## Dataset records
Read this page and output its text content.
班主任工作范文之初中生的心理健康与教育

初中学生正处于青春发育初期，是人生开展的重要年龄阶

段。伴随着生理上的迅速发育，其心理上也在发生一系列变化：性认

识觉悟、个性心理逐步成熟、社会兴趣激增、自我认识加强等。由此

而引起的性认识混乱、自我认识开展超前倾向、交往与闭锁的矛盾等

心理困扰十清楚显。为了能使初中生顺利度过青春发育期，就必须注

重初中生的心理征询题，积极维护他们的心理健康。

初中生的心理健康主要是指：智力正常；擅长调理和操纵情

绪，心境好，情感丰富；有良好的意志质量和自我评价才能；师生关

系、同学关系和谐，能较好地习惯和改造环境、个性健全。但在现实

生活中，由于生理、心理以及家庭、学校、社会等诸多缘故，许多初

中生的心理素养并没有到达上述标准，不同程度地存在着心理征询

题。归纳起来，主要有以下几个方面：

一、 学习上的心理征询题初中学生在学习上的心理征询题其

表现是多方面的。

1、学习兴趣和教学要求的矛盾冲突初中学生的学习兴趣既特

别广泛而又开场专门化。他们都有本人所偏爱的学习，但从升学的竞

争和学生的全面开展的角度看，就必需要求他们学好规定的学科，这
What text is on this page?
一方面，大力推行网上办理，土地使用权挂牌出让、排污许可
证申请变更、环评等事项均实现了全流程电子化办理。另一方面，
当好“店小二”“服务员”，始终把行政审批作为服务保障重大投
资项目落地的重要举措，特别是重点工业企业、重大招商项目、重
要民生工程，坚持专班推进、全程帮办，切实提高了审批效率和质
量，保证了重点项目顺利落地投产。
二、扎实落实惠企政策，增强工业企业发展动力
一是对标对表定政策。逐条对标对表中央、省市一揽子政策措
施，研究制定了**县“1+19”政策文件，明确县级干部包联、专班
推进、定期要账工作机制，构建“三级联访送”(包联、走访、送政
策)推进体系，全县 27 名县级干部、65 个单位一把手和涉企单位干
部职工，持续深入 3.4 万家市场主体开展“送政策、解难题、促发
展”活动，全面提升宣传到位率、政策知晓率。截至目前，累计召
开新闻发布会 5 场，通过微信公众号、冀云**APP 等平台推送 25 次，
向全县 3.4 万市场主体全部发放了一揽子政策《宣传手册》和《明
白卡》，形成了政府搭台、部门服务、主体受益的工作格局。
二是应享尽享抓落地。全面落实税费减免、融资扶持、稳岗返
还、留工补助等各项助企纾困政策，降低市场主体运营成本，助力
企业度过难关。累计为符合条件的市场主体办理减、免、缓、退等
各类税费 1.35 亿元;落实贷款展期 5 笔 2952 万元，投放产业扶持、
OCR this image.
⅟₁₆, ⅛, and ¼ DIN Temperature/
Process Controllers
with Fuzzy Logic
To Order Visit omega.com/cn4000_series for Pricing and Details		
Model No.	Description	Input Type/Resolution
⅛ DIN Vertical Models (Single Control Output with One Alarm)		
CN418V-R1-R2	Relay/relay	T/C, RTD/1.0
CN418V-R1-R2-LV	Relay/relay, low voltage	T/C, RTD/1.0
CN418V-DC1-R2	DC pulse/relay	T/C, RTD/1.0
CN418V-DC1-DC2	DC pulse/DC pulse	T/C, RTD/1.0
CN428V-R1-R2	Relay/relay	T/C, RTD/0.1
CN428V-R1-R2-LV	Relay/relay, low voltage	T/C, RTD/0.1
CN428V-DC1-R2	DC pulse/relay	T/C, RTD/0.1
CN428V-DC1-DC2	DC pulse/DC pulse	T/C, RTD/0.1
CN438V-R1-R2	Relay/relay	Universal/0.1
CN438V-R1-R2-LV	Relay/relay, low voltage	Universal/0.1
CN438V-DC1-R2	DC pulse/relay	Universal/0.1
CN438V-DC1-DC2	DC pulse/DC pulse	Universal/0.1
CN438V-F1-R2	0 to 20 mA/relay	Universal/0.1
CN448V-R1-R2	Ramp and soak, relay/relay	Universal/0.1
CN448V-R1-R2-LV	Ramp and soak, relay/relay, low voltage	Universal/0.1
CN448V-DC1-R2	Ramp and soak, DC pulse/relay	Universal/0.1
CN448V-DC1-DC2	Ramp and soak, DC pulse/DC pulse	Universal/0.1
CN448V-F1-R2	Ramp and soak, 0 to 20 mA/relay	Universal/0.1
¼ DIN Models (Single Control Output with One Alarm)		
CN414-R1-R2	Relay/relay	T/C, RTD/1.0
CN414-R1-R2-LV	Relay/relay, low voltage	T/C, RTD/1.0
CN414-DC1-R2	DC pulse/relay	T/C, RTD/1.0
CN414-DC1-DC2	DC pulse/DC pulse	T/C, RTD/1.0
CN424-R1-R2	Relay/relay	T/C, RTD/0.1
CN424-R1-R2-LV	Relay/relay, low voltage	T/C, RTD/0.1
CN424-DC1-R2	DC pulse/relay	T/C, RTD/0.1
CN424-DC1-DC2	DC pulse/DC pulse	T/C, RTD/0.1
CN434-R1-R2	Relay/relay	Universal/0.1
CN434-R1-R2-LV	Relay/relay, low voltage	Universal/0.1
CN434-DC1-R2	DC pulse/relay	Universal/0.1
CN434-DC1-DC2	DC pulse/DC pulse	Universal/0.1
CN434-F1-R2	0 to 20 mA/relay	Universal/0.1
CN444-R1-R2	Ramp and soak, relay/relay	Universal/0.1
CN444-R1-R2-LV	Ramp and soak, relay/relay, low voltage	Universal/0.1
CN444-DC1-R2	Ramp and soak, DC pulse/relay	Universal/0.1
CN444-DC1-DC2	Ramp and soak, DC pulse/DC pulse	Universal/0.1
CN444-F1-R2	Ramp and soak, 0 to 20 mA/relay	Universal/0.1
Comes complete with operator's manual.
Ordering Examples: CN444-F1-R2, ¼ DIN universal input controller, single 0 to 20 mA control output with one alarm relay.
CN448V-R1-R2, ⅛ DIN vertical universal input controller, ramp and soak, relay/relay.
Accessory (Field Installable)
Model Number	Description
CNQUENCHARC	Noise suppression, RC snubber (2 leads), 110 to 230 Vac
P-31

## What you are asked to do
Retype every record above exactly as it appears.

## Task solution
Read this page and output its text content.
班主任工作范文之初中生的心理健康与教育

初中学生正处于青春发育初期，是人生开展的重要年龄阶

段。伴随着生理上的迅速发育，其心理上也在发生一系列变化：性认

识觉悟、个性心理逐步成熟、社会兴趣激增、自我认识加强等。由此

而引起的性认识混乱、自我认识开展超前倾向、交往与闭锁的矛盾等

心理困扰十清楚显。为了能使初中生顺利度过青春发育期，就必须注

重初中生的心理征询题，积极维护他们的心理健康。

初中生的心理健康主要是指：智力正常；擅长调理和操纵情

绪，心境好，情感丰富；有良好的意志质量和自我评价才能；师生关

系、同学关系和谐，能较好地习惯和改造环境、个性健全。但在现实

生活中，由于生理、心理以及家庭、学校、社会等诸多缘故，许多初

中生的心理素养并没有到达上述标准，不同程度地存在着心理征询

题。归纳起来，主要有以下几个方面：

一、 学习上的心理征询题初中学生在学习上的心理征询题其

表现是多方面的。

1、学习兴趣和教学要求的矛盾冲突初中学生的学习兴趣既特

别广泛而又开场专门化。他们都有本人所偏爱的学习，但从升学的竞

争和学生的全面开展的角度看，就必需要求他们学好规定的学科，这
What text is on this page?
一方面，大力推行网上办理，土地使用权挂牌出让、排污许可
证申请变更、环评等事项均实现了全流程电子化办理。另一方面，
当好“店小二”“服务员”，始终把行政审批作为服务保障重大投
资项目落地的重要举措，特别是重点工业企业、重大招商项目、重
要民生工程，坚持专班推进、全程帮办，切实提高了审批效率和质
量，保证了重点项目顺利落地投产。
二、扎实落实惠企政策，增强工业企业发展动力
一是对标对表定政策。逐条对标对表中央、省市一揽子政策措
施，研究制定了**县“1+19”政策文件，明确县级干部包联、专班
推进、定期要账工作机制，构建“三级联访送”(包联、走访、送政
策)推进体系，全县 27 名县级干部、65 个单位一把手和涉企单位干
部职工，持续深入 3.4 万家市场主体开展“送政策、解难题、促发
展”活动，全面提升宣传到位率、政策知晓率。截至目前，累计召
开新闻发布会 5 场，通过微信公众号、冀云**APP 等平台推送 25 次，
向全县 3.4 万市场主体全部发放了一揽子政策《宣传手册》和《明
白卡》，形成了政府搭台、部门服务、主体受益的工作格局。
二是应享尽享抓落地。全面落实税费减免、融资扶持、稳岗返
还、留工补助等各项助企纾困政策，降低市场主体运营成本，助力
企业度过难关。累计为符合条件的市场主体办理减、免、缓、退等
各类税费 1.35 亿元;落实贷款展期 5 笔 2952 万元，投放产业扶持、
OCR this image.
⅟₁₆, ⅛, and ¼ DIN Temperature/
Process Controllers
with Fuzzy Logic
To Order Visit omega.com/cn4000_series for Pricing and Details		
Model No.	Description	Input Type/Resolution
⅛ DIN Vertical Models (Single Control Output with One Alarm)		
CN418V-R1-R2	Relay/relay	T/C, RTD/1.0
CN418V-R1-R2-LV	Relay/relay, low voltage	T/C, RTD/1.0
CN418V-DC1-R2	DC pulse/relay	T/C, RTD/1.0
CN418V-DC1-DC2	DC pulse/DC pulse	T/C, RTD/1.0
CN428V-R1-R2	Relay/relay	T/C, RTD/0.1
CN428V-R1-R2-LV	Relay/relay, low voltage	T/C, RTD/0.1
CN428V-DC1-R2	DC pulse/relay	T/C, RTD/0.1
CN428V-DC1-DC2	DC pulse/DC pulse	T/C, RTD/0.1
CN438V-R1-R2	Relay/relay	Universal/0.1
CN438V-R1-R2-LV	Relay/relay, low voltage	Universal/0.1
CN438V-DC1-R2	DC pulse/relay	Universal/0.1
CN438V-DC1-DC2	DC pulse/DC pulse	Universal/0.1
CN438V-F1-R2	0 to 20 mA/relay	Universal/0.1
CN448V-R1-R2	Ramp and soak, relay/relay	Universal/0.1
CN448V-R1-R2-LV	Ramp and soak, relay/relay, low voltage	Universal/0.1
CN448V-DC1-R2	Ramp and soak, DC pulse/relay	Universal/0.1
CN448V-DC1-DC2	Ramp and soak, DC pulse/DC pulse	Universal/0.1
CN448V-F1-R2	Ramp and soak, 0 to 20 mA/relay	Universal/0.1
¼ DIN Models (Single Control Output with One Alarm)		
CN414-R1-R2	Relay/relay	T/C, RTD/1.0
CN414-R1-R2-LV	Relay/relay, low voltage	T/C, RTD/1.0
CN414-DC1-R2	DC pulse/relay	T/C, RTD/1.0
CN414-DC1-DC2	DC pulse/DC pulse	T/C, RTD/1.0
CN424-R1-R2	Relay/relay	T/C, RTD/0.1
CN424-R1-R2-LV	Relay/relay, low voltage	T/C, RTD/0.1
CN424-DC1-R2	DC pulse/relay	T/C, RTD/0.1
CN424-DC1-DC2	DC pulse/DC pulse	T/C, RTD/0.1
CN434-R1-R2	Relay/relay	Universal/0.1
CN434-R1-R2-LV	Relay/relay, low voltage	Universal/0.1
CN434-DC1-R2	DC pulse/relay	Universal/0.1
CN434-DC1-DC2	DC pulse/DC pulse	Universal/0.1
CN434-F1-R2	0 to 20 mA/relay	Universal/0.1
CN444-R1-R2	Ramp and soak, relay/relay	Universal/0.1
CN444-R1-R2-LV	Ramp and soak, relay/relay, low voltage	Universal/0.1
CN444-DC1-R2	Ramp and soak, DC pulse/relay	Universal/0.1
CN444-DC1-DC2	Ramp and soak, DC pulse/DC pulse	Universal/0.1
CN444-F1-R2	Ramp and soak, 0 to 20 mA/relay	Universal/0.1
Comes complete with operator's manual.
Ordering Examples: CN444-F1-R2, ¼ DIN universal input controller, single 0 to 20 mA control output with one alarm relay.
CN448V-R1-R2, ⅛ DIN vertical universal input controller, ramp and soak, relay/relay.
Accessory (Field Installable)
Model Number	Description
CNQUENCHARC	Noise suppression, RC snubber (2 leads), 110 to 230 Vac
P-31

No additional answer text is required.